(Items from a data source)
────────────────────────────────────────
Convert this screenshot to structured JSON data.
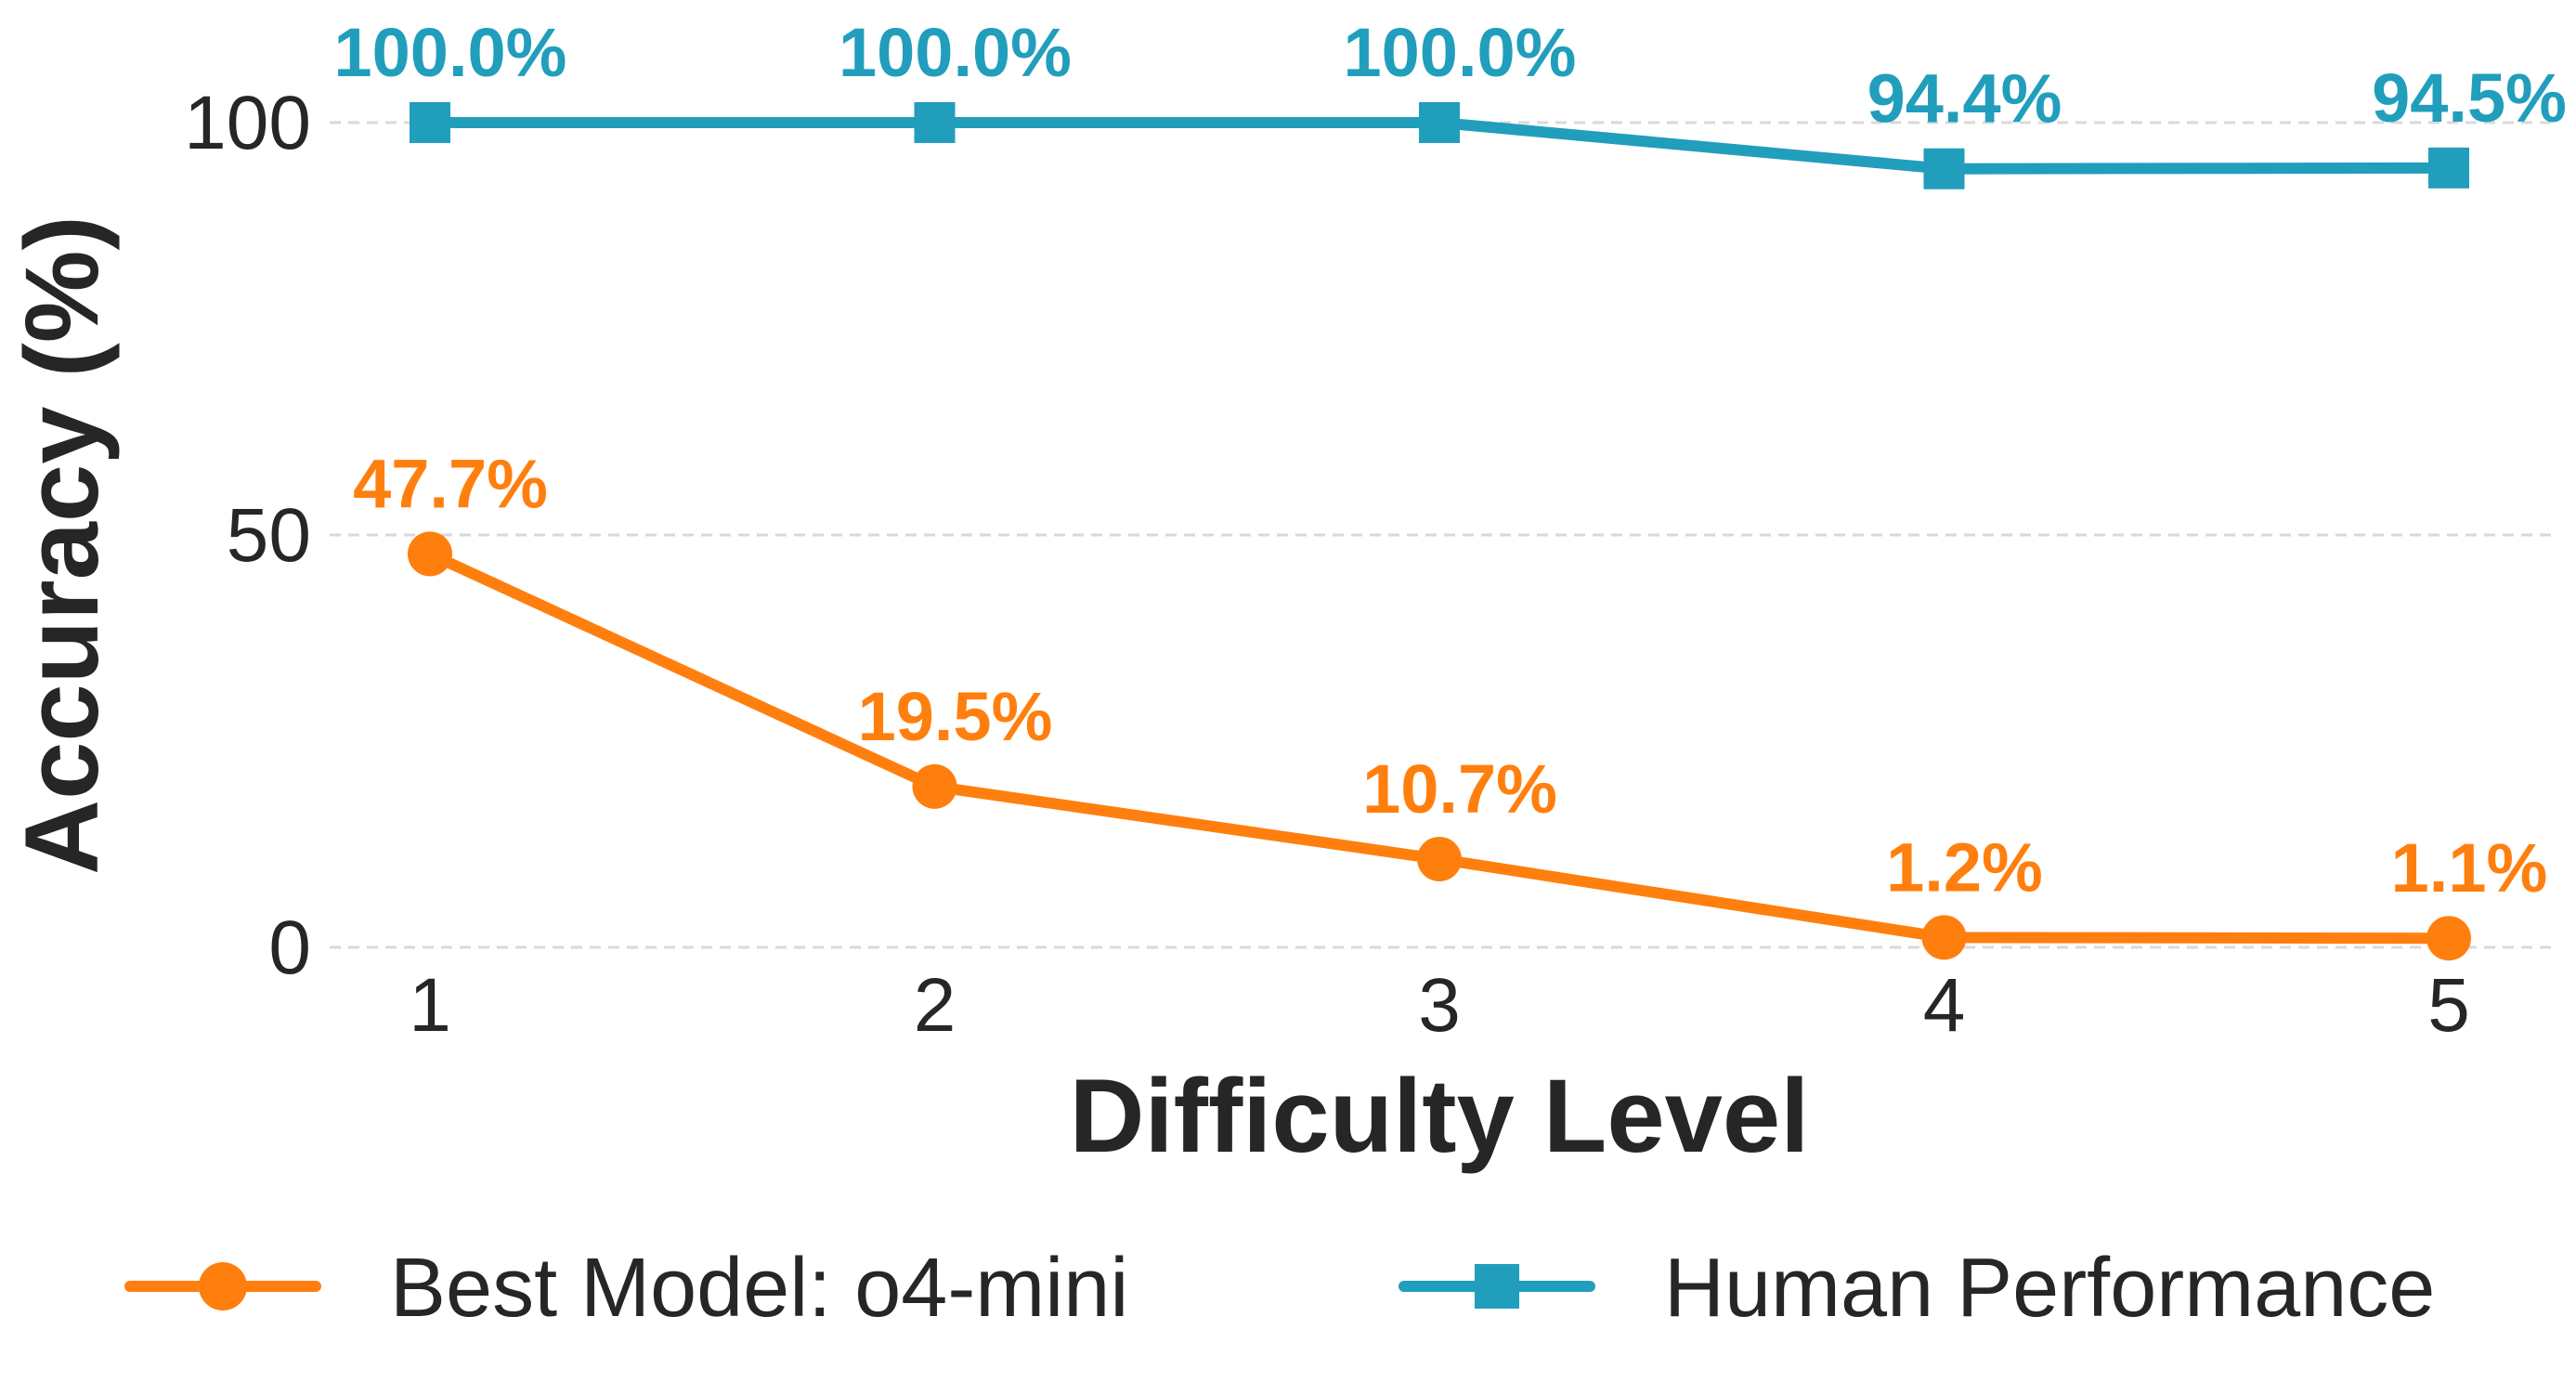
{
  "chart_data": {
    "type": "line",
    "xlabel": "Difficulty Level",
    "ylabel": "Accuracy (%)",
    "categories": [
      "1",
      "2",
      "3",
      "4",
      "5"
    ],
    "x": [
      1,
      2,
      3,
      4,
      5
    ],
    "ylim": [
      0,
      100
    ],
    "yticks": [
      0,
      50,
      100
    ],
    "grid": "horizontal",
    "legend_position": "bottom",
    "series": [
      {
        "name": "Best Model: o4-mini",
        "values": [
          47.7,
          19.5,
          10.7,
          1.2,
          1.1
        ],
        "labels": [
          "47.7%",
          "19.5%",
          "10.7%",
          "1.2%",
          "1.1%"
        ],
        "color": "#ff7f0e",
        "marker": "circle"
      },
      {
        "name": "Human Performance",
        "values": [
          100.0,
          100.0,
          100.0,
          94.4,
          94.5
        ],
        "labels": [
          "100.0%",
          "100.0%",
          "100.0%",
          "94.4%",
          "94.5%"
        ],
        "color": "#219ebc",
        "marker": "square"
      }
    ]
  }
}
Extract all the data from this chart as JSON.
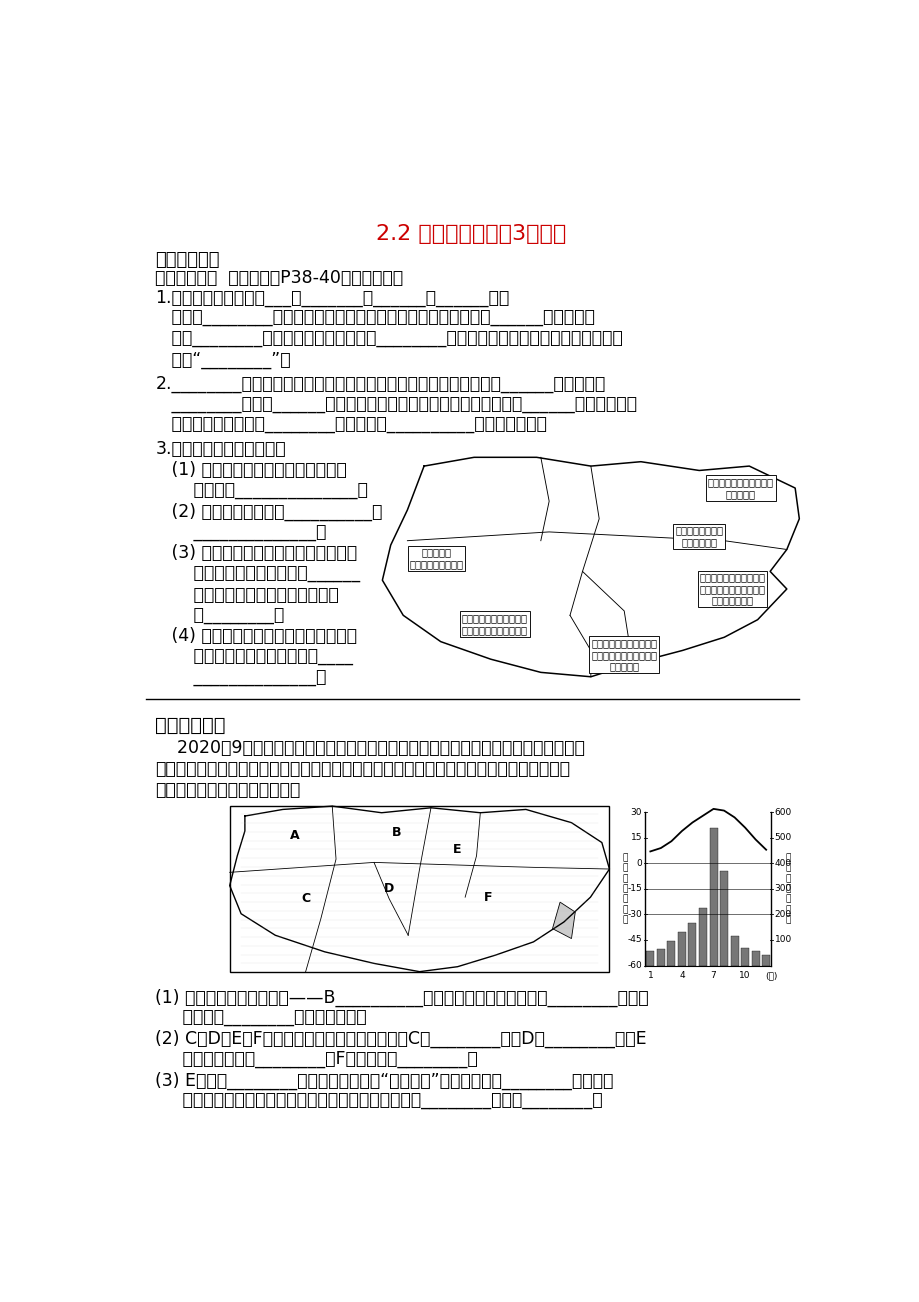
{
  "title": "2.2 中国的气候（第3课时）",
  "title_color": "#CC0000",
  "bg_color": "#ffffff",
  "section1": "一、认定目标",
  "section2": "二、自主学习  请预习课本P38-40回答下列问题",
  "q1_line1": "1.我国特殊天气主要有___、_______、______、______等。",
  "q1_line2": "   寒潮是________影响我国主要灾害性天气，入侵南方强寒潮，使______地区农作物",
  "q1_line3": "   受到________；草原牧区，寒潮带来的________会覆盖草场，造成雪灾；在干燥地区，",
  "q1_line4": "   引起“________”。",
  "q2_line1": "2.________是我国发生频繁，损失严重的自然灾害，多出现降水集中______季节，影响",
  "q2_line2": "   ________地区；______是对我国农业生产影响最大，最常见且分布______的一种气候灾",
  "q2_line3": "   害，在我国，无论是________地区，还是__________亦常出现旱灾。",
  "q3_head": "3.读下图，回答下列问题。",
  "q3_1_line1": "   (1) 在各种气象气候灾害中，具有全",
  "q3_1_line2": "       国性的是______________。",
  "q3_2_line1": "   (2) 我国受低温冷害的__________，",
  "q3_2_line2": "       ______________。",
  "q3_3_line1": "   (3) 干旱灾害影响我国范围广，其中华",
  "q3_3_line2": "       北地区干旱发生的时间是______",
  "q3_3_line3": "       长江中下游地区干旱发生的时间",
  "q3_3_line4": "       是________。",
  "q3_4_line1": "   (4) 影响我国东南沿海的台风，除带来",
  "q3_4_line2": "       洪涝灾害外，其有益方面有____",
  "q3_4_line3": "       ______________。",
  "section3": "三、共同探究",
  "para1_line1": "    2020年9月以来，我国南方大部地区高温少雨，湖南、江西、浙江、安徽等地出现不",
  "para1_line2": "同程度秋旱，秋旱导致上述地区的江河库湖蓄水比常年同期明显偏少，影响了水上航运、水",
  "para1_line3": "力发电、生活用水及农业生产。",
  "bottom_q1": "(1) 受灾地区主要位于秦岭——B__________河一线以南地区，主要属于________带（温",
  "bottom_q1b": "     度带）和________区（干湿区）。",
  "bottom_q2": "(2) C、D、E、F为此次受旱较严重的省区，其中C是________省，D是________省，E",
  "bottom_q2b": "     省的行政中心是________，F省的简称是________。",
  "bottom_q3": "(3) E省地处________平原，该平原成为“鱼米之乡”主要是受惠于________气候（气",
  "bottom_q3b": "     候类型）的影响，读右图，该气候的主要特征是夏季________，冬季________。"
}
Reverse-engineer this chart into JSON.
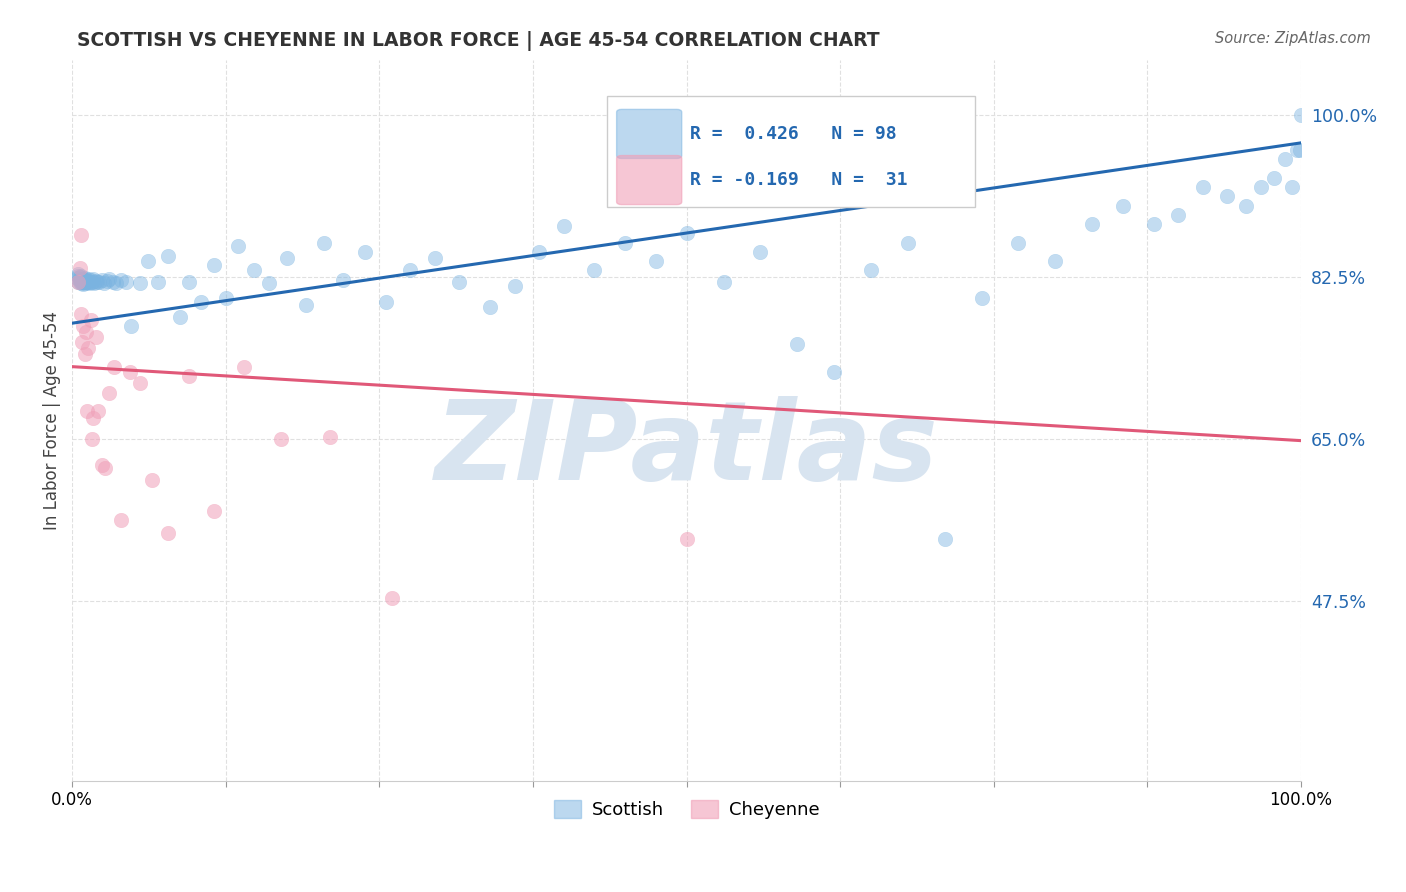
{
  "title": "SCOTTISH VS CHEYENNE IN LABOR FORCE | AGE 45-54 CORRELATION CHART",
  "source": "Source: ZipAtlas.com",
  "ylabel": "In Labor Force | Age 45-54",
  "xlim": [
    0.0,
    1.0
  ],
  "ylim": [
    0.28,
    1.06
  ],
  "yticks": [
    0.475,
    0.65,
    0.825,
    1.0
  ],
  "ytick_labels": [
    "47.5%",
    "65.0%",
    "82.5%",
    "100.0%"
  ],
  "xticks": [
    0.0,
    0.125,
    0.25,
    0.375,
    0.5,
    0.625,
    0.75,
    0.875,
    1.0
  ],
  "xtick_labels": [
    "0.0%",
    "",
    "",
    "",
    "",
    "",
    "",
    "",
    "100.0%"
  ],
  "background_color": "#ffffff",
  "grid_color": "#e0e0e0",
  "watermark_text": "ZIPatlas",
  "watermark_color": "#d8e4f0",
  "blue_scatter_color": "#7ab3e0",
  "pink_scatter_color": "#f0a0b8",
  "blue_line_color": "#2468b0",
  "pink_line_color": "#e05878",
  "legend_R_color": "#2468b0",
  "legend_N_color": "#e03060",
  "blue_line_x0": 0.0,
  "blue_line_y0": 0.775,
  "blue_line_x1": 1.0,
  "blue_line_y1": 0.97,
  "pink_line_x0": 0.0,
  "pink_line_y0": 0.728,
  "pink_line_x1": 1.0,
  "pink_line_y1": 0.648,
  "scottish_x": [
    0.004,
    0.005,
    0.005,
    0.005,
    0.006,
    0.006,
    0.006,
    0.007,
    0.007,
    0.007,
    0.007,
    0.008,
    0.008,
    0.008,
    0.009,
    0.009,
    0.009,
    0.01,
    0.01,
    0.01,
    0.01,
    0.011,
    0.011,
    0.012,
    0.012,
    0.013,
    0.013,
    0.014,
    0.015,
    0.016,
    0.016,
    0.017,
    0.018,
    0.019,
    0.02,
    0.022,
    0.024,
    0.026,
    0.028,
    0.03,
    0.033,
    0.036,
    0.04,
    0.044,
    0.048,
    0.055,
    0.062,
    0.07,
    0.078,
    0.088,
    0.095,
    0.105,
    0.115,
    0.125,
    0.135,
    0.148,
    0.16,
    0.175,
    0.19,
    0.205,
    0.22,
    0.238,
    0.255,
    0.275,
    0.295,
    0.315,
    0.34,
    0.36,
    0.38,
    0.4,
    0.425,
    0.45,
    0.475,
    0.5,
    0.53,
    0.56,
    0.59,
    0.62,
    0.65,
    0.68,
    0.71,
    0.74,
    0.77,
    0.8,
    0.83,
    0.855,
    0.88,
    0.9,
    0.92,
    0.94,
    0.955,
    0.967,
    0.978,
    0.987,
    0.993,
    0.997,
    0.999,
    1.0
  ],
  "scottish_y": [
    0.824,
    0.826,
    0.828,
    0.82,
    0.822,
    0.825,
    0.819,
    0.823,
    0.821,
    0.818,
    0.826,
    0.82,
    0.822,
    0.819,
    0.821,
    0.823,
    0.817,
    0.822,
    0.82,
    0.818,
    0.824,
    0.82,
    0.822,
    0.819,
    0.821,
    0.82,
    0.823,
    0.818,
    0.822,
    0.82,
    0.819,
    0.823,
    0.818,
    0.821,
    0.82,
    0.819,
    0.822,
    0.818,
    0.821,
    0.823,
    0.82,
    0.818,
    0.822,
    0.82,
    0.772,
    0.818,
    0.842,
    0.82,
    0.848,
    0.782,
    0.82,
    0.798,
    0.838,
    0.802,
    0.858,
    0.832,
    0.818,
    0.845,
    0.795,
    0.862,
    0.822,
    0.852,
    0.798,
    0.832,
    0.845,
    0.82,
    0.792,
    0.815,
    0.852,
    0.88,
    0.832,
    0.862,
    0.842,
    0.872,
    0.82,
    0.852,
    0.752,
    0.722,
    0.832,
    0.862,
    0.542,
    0.802,
    0.862,
    0.842,
    0.882,
    0.902,
    0.882,
    0.892,
    0.922,
    0.912,
    0.902,
    0.922,
    0.932,
    0.952,
    0.922,
    0.962,
    0.962,
    1.0
  ],
  "cheyenne_x": [
    0.005,
    0.006,
    0.007,
    0.007,
    0.008,
    0.009,
    0.01,
    0.011,
    0.012,
    0.013,
    0.015,
    0.016,
    0.017,
    0.019,
    0.021,
    0.024,
    0.027,
    0.03,
    0.034,
    0.04,
    0.047,
    0.055,
    0.065,
    0.078,
    0.095,
    0.115,
    0.14,
    0.17,
    0.21,
    0.26,
    0.5
  ],
  "cheyenne_y": [
    0.82,
    0.835,
    0.785,
    0.87,
    0.755,
    0.772,
    0.742,
    0.765,
    0.68,
    0.748,
    0.778,
    0.65,
    0.672,
    0.76,
    0.68,
    0.622,
    0.618,
    0.7,
    0.728,
    0.562,
    0.722,
    0.71,
    0.605,
    0.548,
    0.718,
    0.572,
    0.728,
    0.65,
    0.652,
    0.478,
    0.542
  ]
}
────────────────────────────────────────
Tell how many lines in the records above contain "ffffff", giving the number and no other words.

§ FULL SOLUTION
2